● AIM
Gather all lines in the entries below that include the word "производства".

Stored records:

---

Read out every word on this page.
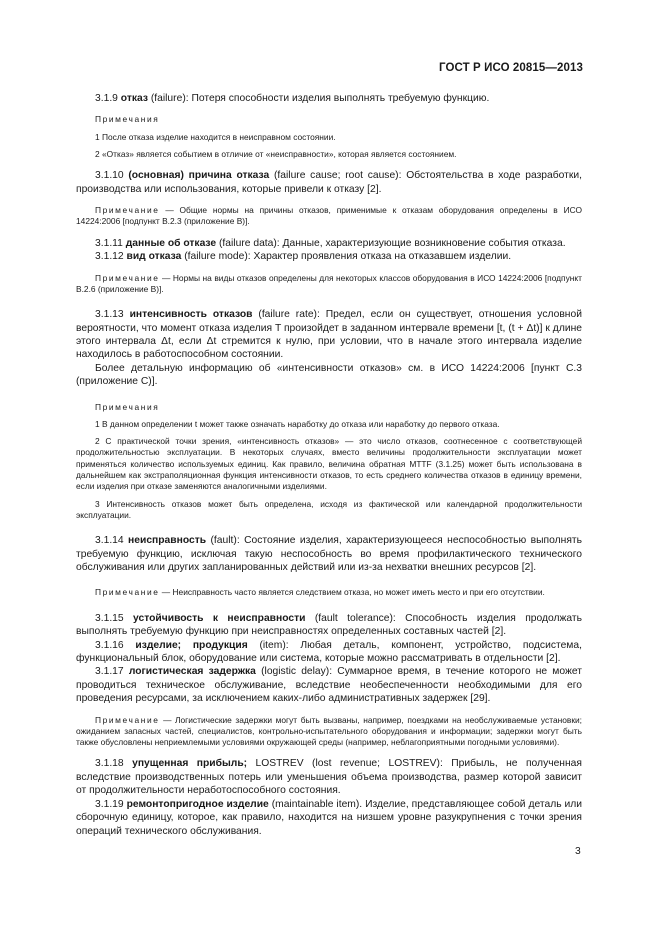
ГОСТ Р ИСО 20815—2013

3.1.9 отказ (failure): Потеря способности изделия выполнять требуемую функцию.

Примечания

1 После отказа изделие находится в неисправном состоянии.

2 «Отказ» является событием в отличие от «неисправности», которая является состоянием.

3.1.10 (основная) причина отказа (failure cause; root cause): Обстоятельства в ходе разработки, производства или использования, которые привели к отказу [2].

Примечание — Общие нормы на причины отказов, применимые к отказам оборудования определены в ИСО 14224:2006 [подпункт B.2.3 (приложение B)].

3.1.11 данные об отказе (failure data): Данные, характеризующие возникновение события отказа.

3.1.12 вид отказа (failure mode): Характер проявления отказа на отказавшем изделии.

Примечание — Нормы на виды отказов определены для некоторых классов оборудования в ИСО 14224:2006 [подпункт B.2.6 (приложение B)].

3.1.13 интенсивность отказов (failure rate): Предел, если он существует, отношения условной вероятности, что момент отказа изделия T произойдет в заданном интервале времени [t, (t + Δt)] к длине этого интервала Δt, если Δt стремится к нулю, при условии, что в начале этого интервала изделие находилось в работоспособном состоянии.

Более детальную информацию об «интенсивности отказов» см. в ИСО 14224:2006 [пункт C.3 (приложение C)].

Примечания

1 В данном определении t может также означать наработку до отказа или наработку до первого отказа.

2 С практической точки зрения, «интенсивность отказов» — это число отказов, соотнесенное с соответствующей продолжительностью эксплуатации. В некоторых случаях, вместо величины продолжительности эксплуатации может применяться количество используемых единиц. Как правило, величина обратная MTTF (3.1.25) может быть использована в дальнейшем как экстраполяционная функция интенсивности отказов, то есть среднего количества отказов в единицу времени, если изделия при отказе заменяются аналогичными изделиями.

3 Интенсивность отказов может быть определена, исходя из фактической или календарной продолжительности эксплуатации.

3.1.14 неисправность (fault): Состояние изделия, характеризующееся неспособностью выполнять требуемую функцию, исключая такую неспособность во время профилактического технического обслуживания или других запланированных действий или из-за нехватки внешних ресурсов [2].

Примечание — Неисправность часто является следствием отказа, но может иметь место и при его отсутствии.

3.1.15 устойчивость к неисправности (fault tolerance): Способность изделия продолжать выполнять требуемую функцию при неисправностях определенных составных частей [2].

3.1.16 изделие; продукция (item): Любая деталь, компонент, устройство, подсистема, функциональный блок, оборудование или система, которые можно рассматривать в отдельности [2].

3.1.17 логистическая задержка (logistic delay): Суммарное время, в течение которого не может проводиться техническое обслуживание, вследствие необеспеченности необходимыми для его проведения ресурсами, за исключением каких-либо административных задержек [29].

Примечание — Логистические задержки могут быть вызваны, например, поездками на необслуживаемые установки; ожиданием запасных частей, специалистов, контрольно-испытательного оборудования и информации; задержки могут быть также обусловлены неприемлемыми условиями окружающей среды (например, неблагоприятными погодными условиями).

3.1.18 упущенная прибыль; LOSTREV (lost revenue; LOSTREV): Прибыль, не полученная вследствие производственных потерь или уменьшения объема производства, размер которой зависит от продолжительности неработоспособного состояния.

3.1.19 ремонтопригодное изделие (maintainable item). Изделие, представляющее собой деталь или сборочную единицу, которое, как правило, находится на низшем уровне разукрупнения с точки зрения операций технического обслуживания.

3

---

● RESULT FOR THIS TASK
3.1.10 (основная) причина отказа (failure cause; root cause): Обстоятельства в ходе разработки, производства или использования, которые привели к отказу [2].
3.1.18 упущенная прибыль; LOSTREV (lost revenue; LOSTREV): Прибыль, не полученная вследствие производственных потерь или уменьшения объема производства, размер которой зависит от продолжительности неработоспособного состояния.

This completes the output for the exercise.